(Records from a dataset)
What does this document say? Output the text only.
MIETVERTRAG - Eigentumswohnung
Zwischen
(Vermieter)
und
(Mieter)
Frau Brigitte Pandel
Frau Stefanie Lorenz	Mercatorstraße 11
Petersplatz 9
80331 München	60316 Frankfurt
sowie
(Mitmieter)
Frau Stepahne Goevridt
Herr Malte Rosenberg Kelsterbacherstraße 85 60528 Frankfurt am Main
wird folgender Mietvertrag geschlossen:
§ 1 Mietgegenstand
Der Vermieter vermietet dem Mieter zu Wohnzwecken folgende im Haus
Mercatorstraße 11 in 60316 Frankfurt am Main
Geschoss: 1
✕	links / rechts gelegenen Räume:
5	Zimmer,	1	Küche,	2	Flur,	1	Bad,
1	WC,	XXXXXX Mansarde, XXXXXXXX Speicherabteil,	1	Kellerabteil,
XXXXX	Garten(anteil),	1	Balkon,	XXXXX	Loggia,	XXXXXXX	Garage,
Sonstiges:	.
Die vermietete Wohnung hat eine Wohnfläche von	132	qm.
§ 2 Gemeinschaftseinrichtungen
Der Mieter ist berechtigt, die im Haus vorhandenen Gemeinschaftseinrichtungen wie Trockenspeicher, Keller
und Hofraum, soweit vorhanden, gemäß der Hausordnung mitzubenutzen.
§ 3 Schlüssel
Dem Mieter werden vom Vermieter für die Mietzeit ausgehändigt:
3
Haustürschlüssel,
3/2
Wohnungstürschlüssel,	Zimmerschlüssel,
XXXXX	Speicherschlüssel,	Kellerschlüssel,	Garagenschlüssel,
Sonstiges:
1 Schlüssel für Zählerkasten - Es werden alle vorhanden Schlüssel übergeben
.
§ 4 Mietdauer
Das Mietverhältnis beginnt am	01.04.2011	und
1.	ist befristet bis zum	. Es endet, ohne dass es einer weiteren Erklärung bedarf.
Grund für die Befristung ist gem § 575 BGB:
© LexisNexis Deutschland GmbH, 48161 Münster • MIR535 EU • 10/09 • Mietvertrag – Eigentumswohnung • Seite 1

*Your objective*.
Check all the records above and select each line where the string "Eigentumswohnung" is found.

*Output of the task*.
MIETVERTRAG - Eigentumswohnung
© LexisNexis Deutschland GmbH, 48161 Münster • MIR535 EU • 10/09 • Mietvertrag – Eigentumswohnung • Seite 1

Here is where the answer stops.